[A block of data]
================================

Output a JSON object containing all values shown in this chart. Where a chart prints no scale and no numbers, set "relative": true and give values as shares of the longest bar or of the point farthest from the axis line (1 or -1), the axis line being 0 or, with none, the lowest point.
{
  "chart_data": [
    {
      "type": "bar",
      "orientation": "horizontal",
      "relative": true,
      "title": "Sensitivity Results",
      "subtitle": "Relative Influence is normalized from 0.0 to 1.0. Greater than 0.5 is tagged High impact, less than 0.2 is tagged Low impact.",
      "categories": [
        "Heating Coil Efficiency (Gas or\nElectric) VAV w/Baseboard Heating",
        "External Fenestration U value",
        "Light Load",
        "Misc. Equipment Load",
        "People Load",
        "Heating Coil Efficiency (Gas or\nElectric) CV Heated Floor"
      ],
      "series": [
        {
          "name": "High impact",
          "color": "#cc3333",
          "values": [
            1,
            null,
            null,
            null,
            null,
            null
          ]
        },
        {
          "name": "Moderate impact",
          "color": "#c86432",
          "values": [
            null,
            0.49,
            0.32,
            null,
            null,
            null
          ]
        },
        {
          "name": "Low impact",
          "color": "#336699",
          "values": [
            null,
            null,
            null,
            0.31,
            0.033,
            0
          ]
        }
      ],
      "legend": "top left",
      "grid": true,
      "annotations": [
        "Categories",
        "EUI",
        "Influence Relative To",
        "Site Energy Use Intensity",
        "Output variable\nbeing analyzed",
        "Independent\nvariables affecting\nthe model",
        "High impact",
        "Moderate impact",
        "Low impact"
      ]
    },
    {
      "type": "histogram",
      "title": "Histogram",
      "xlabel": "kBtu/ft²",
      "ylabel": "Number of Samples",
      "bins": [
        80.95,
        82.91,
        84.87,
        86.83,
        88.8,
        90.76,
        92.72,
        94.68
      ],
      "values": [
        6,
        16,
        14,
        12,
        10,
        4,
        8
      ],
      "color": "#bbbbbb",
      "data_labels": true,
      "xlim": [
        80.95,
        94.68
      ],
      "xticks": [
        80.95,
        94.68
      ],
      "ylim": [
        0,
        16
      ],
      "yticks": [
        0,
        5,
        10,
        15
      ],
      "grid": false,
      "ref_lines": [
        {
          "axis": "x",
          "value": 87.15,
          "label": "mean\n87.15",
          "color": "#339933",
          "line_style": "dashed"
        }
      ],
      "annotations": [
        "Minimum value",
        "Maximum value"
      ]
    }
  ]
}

================================

* [WORK REQUIRED]: From the records above, please extract every line and repeat it exactly.

* [RESULT OF THE EXERCISE]:
Output a JSON object containing all values shown in this chart. Where a chart prints no scale and no numbers, set "relative": true and give values as shares of the longest bar or of the point farthest from the axis line (1 or -1), the axis line being 0 or, with none, the lowest point.
{
  "chart_data": [
    {
      "type": "bar",
      "orientation": "horizontal",
      "relative": true,
      "title": "Sensitivity Results",
      "subtitle": "Relative Influence is normalized from 0.0 to 1.0. Greater than 0.5 is tagged High impact, less than 0.2 is tagged Low impact.",
      "categories": [
        "Heating Coil Efficiency (Gas or\nElectric) VAV w/Baseboard Heating",
        "External Fenestration U value",
        "Light Load",
        "Misc. Equipment Load",
        "People Load",
        "Heating Coil Efficiency (Gas or\nElectric) CV Heated Floor"
      ],
      "series": [
        {
          "name": "High impact",
          "color": "#cc3333",
          "values": [
            1,
            null,
            null,
            null,
            null,
            null
          ]
        },
        {
          "name": "Moderate impact",
          "color": "#c86432",
          "values": [
            null,
            0.49,
            0.32,
            null,
            null,
            null
          ]
        },
        {
          "name": "Low impact",
          "color": "#336699",
          "values": [
            null,
            null,
            null,
            0.31,
            0.033,
            0
          ]
        }
      ],
      "legend": "top left",
      "grid": true,
      "annotations": [
        "Categories",
        "EUI",
        "Influence Relative To",
        "Site Energy Use Intensity",
        "Output variable\nbeing analyzed",
        "Independent\nvariables affecting\nthe model",
        "High impact",
        "Moderate impact",
        "Low impact"
      ]
    },
    {
      "type": "histogram",
      "title": "Histogram",
      "xlabel": "kBtu/ft²",
      "ylabel": "Number of Samples",
      "bins": [
        80.95,
        82.91,
        84.87,
        86.83,
        88.8,
        90.76,
        92.72,
        94.68
      ],
      "values": [
        6,
        16,
        14,
        12,
        10,
        4,
        8
      ],
      "color": "#bbbbbb",
      "data_labels": true,
      "xlim": [
        80.95,
        94.68
      ],
      "xticks": [
        80.95,
        94.68
      ],
      "ylim": [
        0,
        16
      ],
      "yticks": [
        0,
        5,
        10,
        15
      ],
      "grid": false,
      "ref_lines": [
        {
          "axis": "x",
          "value": 87.15,
          "label": "mean\n87.15",
          "color": "#339933",
          "line_style": "dashed"
        }
      ],
      "annotations": [
        "Minimum value",
        "Maximum value"
      ]
    }
  ]
}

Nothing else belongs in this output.